## BEGIN Material provided
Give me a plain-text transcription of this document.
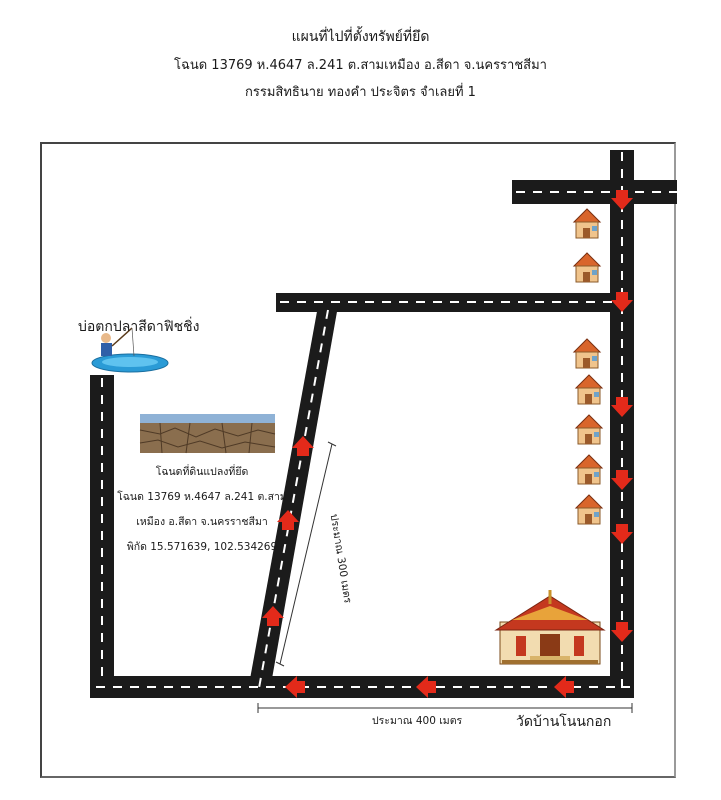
แผนที่ไปที่ตั้งทรัพย์ที่ยึด
โฉนด 13769 ห.4647 ล.241 ต.สามเหมือง อ.สีดา จ.นครราชสีมา
กรรมสิทธินาย ทองคำ ประจิตร จำเลยที่ 1
บ่อตกปลาสีดาฟิชชิ่ง
โฉนดที่ดินแปลงที่ยึด
โฉนด 13769 ห.4647 ล.241 ต.สาม
เหมือง อ.สีดา จ.นครราชสีมา
พิกัด 15.571639, 102.534269	ประมาณ 300 เมตร
ประมาณ 400 เมตร	วัดบ้านโนนกอก
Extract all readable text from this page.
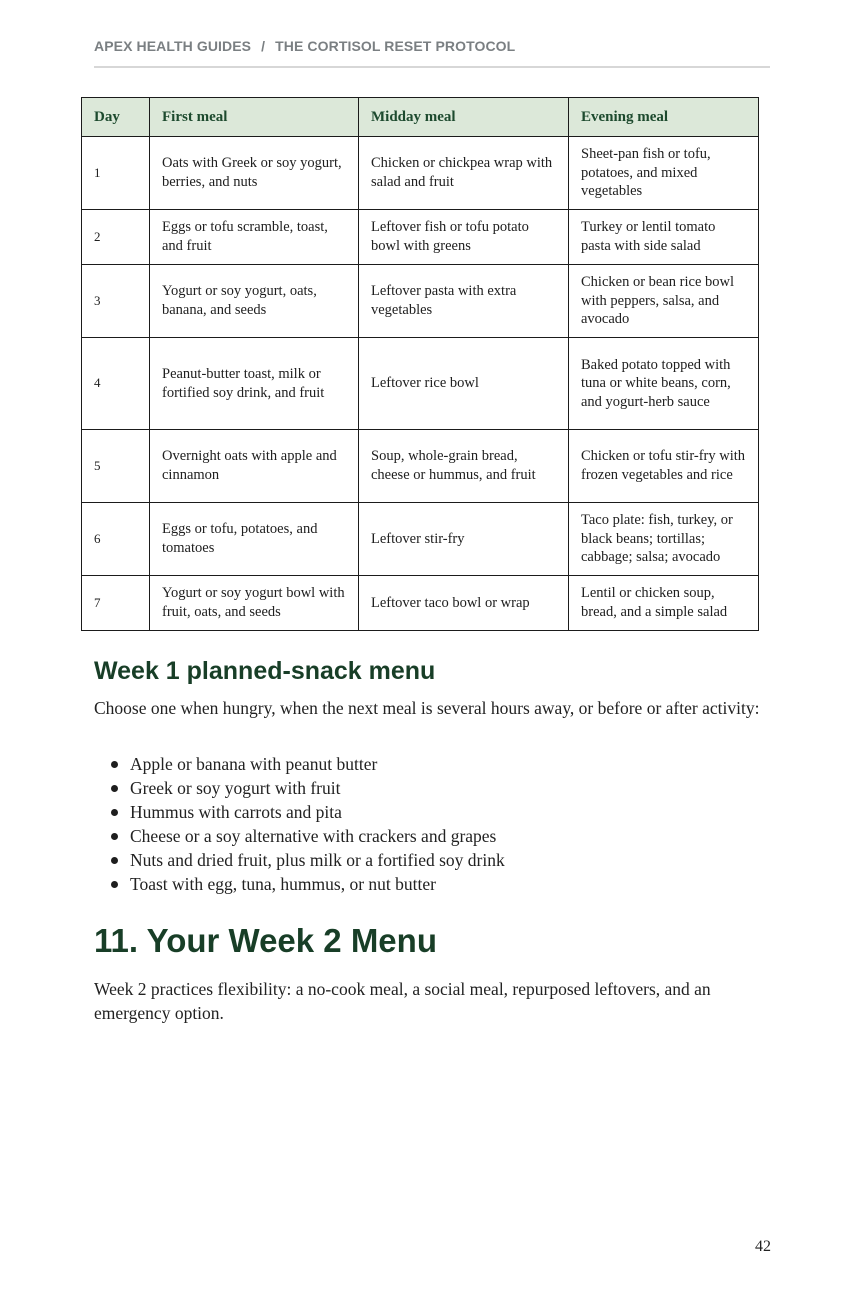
APEX HEALTH GUIDES / THE CORTISOL RESET PROTOCOL
Day	First meal	Midday meal	Evening meal
1	Oats with Greek or soy yogurt, berries, and nuts	Chicken or chickpea wrap with salad and fruit	Sheet-pan fish or tofu, potatoes, and mixed vegetables
2	Eggs or tofu scramble, toast, and fruit	Leftover fish or tofu potato bowl with greens	Turkey or lentil tomato pasta with side salad
3	Yogurt or soy yogurt, oats, banana, and seeds	Leftover pasta with extra vegetables	Chicken or bean rice bowl with peppers, salsa, and avocado
4	Peanut-butter toast, milk or fortified soy drink, and fruit	Leftover rice bowl	Baked potato topped with tuna or white beans, corn, and yogurt-herb sauce
5	Overnight oats with apple and cinnamon	Soup, whole-grain bread, cheese or hummus, and fruit	Chicken or tofu stir-fry with frozen vegetables and rice
6	Eggs or tofu, potatoes, and tomatoes	Leftover stir-fry	Taco plate: fish, turkey, or black beans; tortillas; cabbage; salsa; avocado
7	Yogurt or soy yogurt bowl with fruit, oats, and seeds	Leftover taco bowl or wrap	Lentil or chicken soup, bread, and a simple salad
Week 1 planned-snack menu

Choose one when hungry, when the next meal is several hours away, or before or after activity:

Apple or banana with peanut butter
Greek or soy yogurt with fruit
Hummus with carrots and pita
Cheese or a soy alternative with crackers and grapes
Nuts and dried fruit, plus milk or a fortified soy drink
Toast with egg, tuna, hummus, or nut butter
11. Your Week 2 Menu

Week 2 practices flexibility: a no-cook meal, a social meal, repurposed leftovers, and an emergency option.

42
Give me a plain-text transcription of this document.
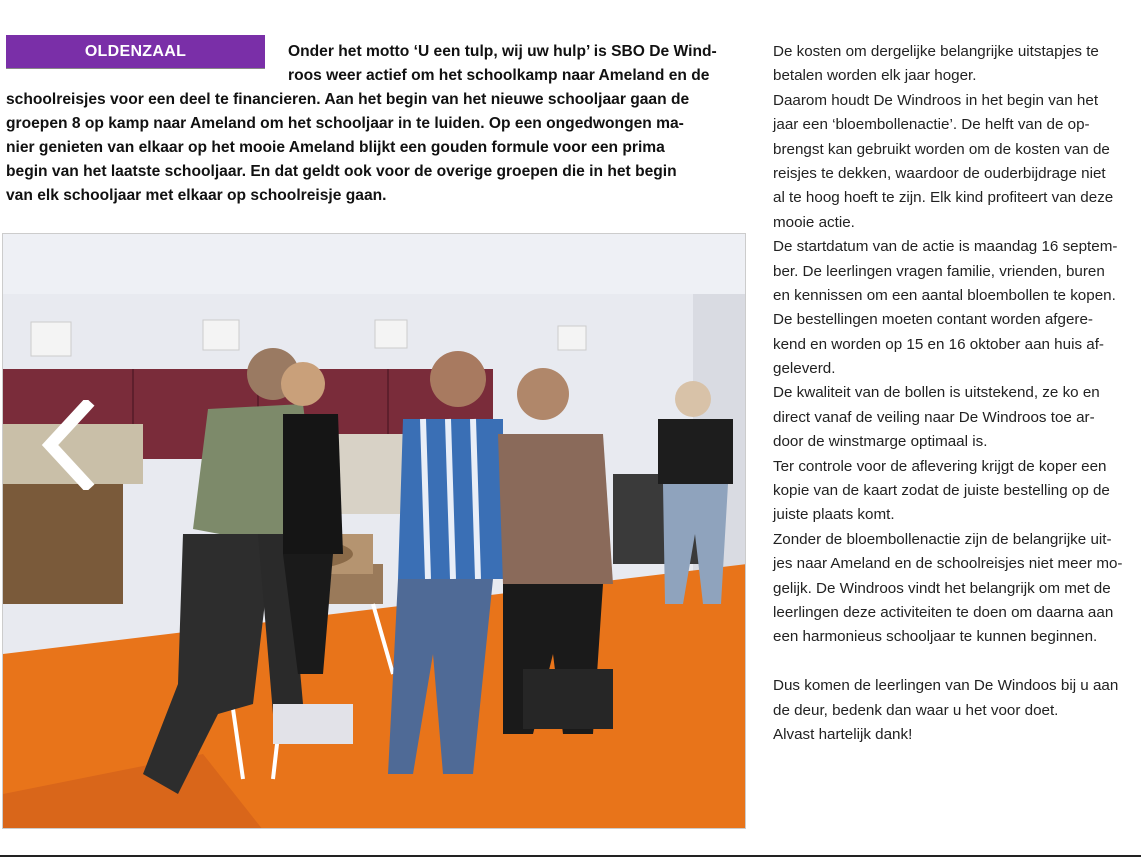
OLDENZAAL	Onder het motto ‘U een tulp, wij uw hulp’ is SBO De Wind-
roos weer actief om het schoolkamp naar Ameland en de
schoolreisjes voor een deel te financieren. Aan het begin van het nieuwe schooljaar gaan de
groepen 8 op kamp naar Ameland om het schooljaar in te luiden. Op een ongedwongen ma-
nier genieten van elkaar op het mooie Ameland blijkt een gouden formule voor een prima
begin van het laatste schooljaar. En dat geldt ook voor de overige groepen die in het begin
van elk schooljaar met elkaar op schoolreisje gaan.
De kosten om dergelijke belangrijke uitstapjes te
betalen worden elk jaar hoger.
Daarom houdt De Windroos in het begin van het
jaar een ‘bloembollenactie’. De helft van de op-
brengst kan gebruikt worden om de kosten van de
reisjes te dekken, waardoor de ouderbijdrage niet
al te hoog hoeft te zijn. Elk kind profiteert van deze
mooie actie.
De startdatum van de actie is maandag 16 septem-
ber. De leerlingen vragen familie, vrienden, buren
en kennissen om een aantal bloembollen te kopen.
De bestellingen moeten contant worden afgere-
kend en worden op 15 en 16 oktober aan huis af-
geleverd.
De kwaliteit van de bollen is uitstekend, ze ko en
direct vanaf de veiling naar De Windroos toe ar-
door de winstmarge optimaal is.
Ter controle voor de aflevering krijgt de koper een
kopie van de kaart zodat de juiste bestelling op de
juiste plaats komt.
Zonder de bloembollenactie zijn de belangrijke uit-
jes naar Ameland en de schoolreisjes niet meer mo-
gelijk. De Windroos vindt het belangrijk om met de
leerlingen deze activiteiten te doen om daarna aan
een harmonieus schooljaar te kunnen beginnen.
Dus komen de leerlingen van De Windoos bij u aan
de deur, bedenk dan waar u het voor doet.
Alvast hartelijk dank!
## END Material provided
* Exercise aim
Quote the data exactly, leaving every image out of the copy.

* Exercise output
Give me a plain-text transcription of this document.
แผนที่ไปที่ตั้งทรัพย์ที่ยึด
โฉนด 13769 ห.4647 ล.241 ต.สามเหมือง อ.สีดา จ.นครราชสีมา
กรรมสิทธินาย ทองคำ ประจิตร จำเลยที่ 1
บ่อตกปลาสีดาฟิชชิ่ง
โฉนดที่ดินแปลงที่ยึด
โฉนด 13769 ห.4647 ล.241 ต.สาม
เหมือง อ.สีดา จ.นครราชสีมา
พิกัด 15.571639, 102.534269	ประมาณ 300 เมตร
ประมาณ 400 เมตร	วัดบ้านโนนกอก
Extract all readable text from this page.
APEX HEALTH GUIDES / THE CORTISOL RESET PROTOCOL
Day	First meal	Midday meal	Evening meal
1	Oats with Greek or soy yogurt, berries, and nuts	Chicken or chickpea wrap with salad and fruit	Sheet-pan fish or tofu, potatoes, and mixed vegetables
2	Eggs or tofu scramble, toast, and fruit	Leftover fish or tofu potato bowl with greens	Turkey or lentil tomato pasta with side salad
3	Yogurt or soy yogurt, oats, banana, and seeds	Leftover pasta with extra vegetables	Chicken or bean rice bowl with peppers, salsa, and avocado
4	Peanut-butter toast, milk or fortified soy drink, and fruit	Leftover rice bowl	Baked potato topped with tuna or white beans, corn, and yogurt-herb sauce
5	Overnight oats with apple and cinnamon	Soup, whole-grain bread, cheese or hummus, and fruit	Chicken or tofu stir-fry with frozen vegetables and rice
6	Eggs or tofu, potatoes, and tomatoes	Leftover stir-fry	Taco plate: fish, turkey, or black beans; tortillas; cabbage; salsa; avocado
7	Yogurt or soy yogurt bowl with fruit, oats, and seeds	Leftover taco bowl or wrap	Lentil or chicken soup, bread, and a simple salad
Week 1 planned-snack menu

Choose one when hungry, when the next meal is several hours away, or before or after activity:

Apple or banana with peanut butter
Greek or soy yogurt with fruit
Hummus with carrots and pita
Cheese or a soy alternative with crackers and grapes
Nuts and dried fruit, plus milk or a fortified soy drink
Toast with egg, tuna, hummus, or nut butter
11. Your Week 2 Menu

Week 2 practices flexibility: a no-cook meal, a social meal, repurposed leftovers, and an emergency option.

42
Give me a plain-text transcription of this document.
OLDENZAAL	Onder het motto ‘U een tulp, wij uw hulp’ is SBO De Wind-
roos weer actief om het schoolkamp naar Ameland en de
schoolreisjes voor een deel te financieren. Aan het begin van het nieuwe schooljaar gaan de
groepen 8 op kamp naar Ameland om het schooljaar in te luiden. Op een ongedwongen ma-
nier genieten van elkaar op het mooie Ameland blijkt een gouden formule voor een prima
begin van het laatste schooljaar. En dat geldt ook voor de overige groepen die in het begin
van elk schooljaar met elkaar op schoolreisje gaan.
De kosten om dergelijke belangrijke uitstapjes te
betalen worden elk jaar hoger.
Daarom houdt De Windroos in het begin van het
jaar een ‘bloembollenactie’. De helft van de op-
brengst kan gebruikt worden om de kosten van de
reisjes te dekken, waardoor de ouderbijdrage niet
al te hoog hoeft te zijn. Elk kind profiteert van deze
mooie actie.
De startdatum van de actie is maandag 16 septem-
ber. De leerlingen vragen familie, vrienden, buren
en kennissen om een aantal bloembollen te kopen.
De bestellingen moeten contant worden afgere-
kend en worden op 15 en 16 oktober aan huis af-
geleverd.
De kwaliteit van de bollen is uitstekend, ze ko en
direct vanaf de veiling naar De Windroos toe ar-
door de winstmarge optimaal is.
Ter controle voor de aflevering krijgt de koper een
kopie van de kaart zodat de juiste bestelling op de
juiste plaats komt.
Zonder de bloembollenactie zijn de belangrijke uit-
jes naar Ameland en de schoolreisjes niet meer mo-
gelijk. De Windroos vindt het belangrijk om met de
leerlingen deze activiteiten te doen om daarna aan
een harmonieus schooljaar te kunnen beginnen.
Dus komen de leerlingen van De Windoos bij u aan
de deur, bedenk dan waar u het voor doet.
Alvast hartelijk dank!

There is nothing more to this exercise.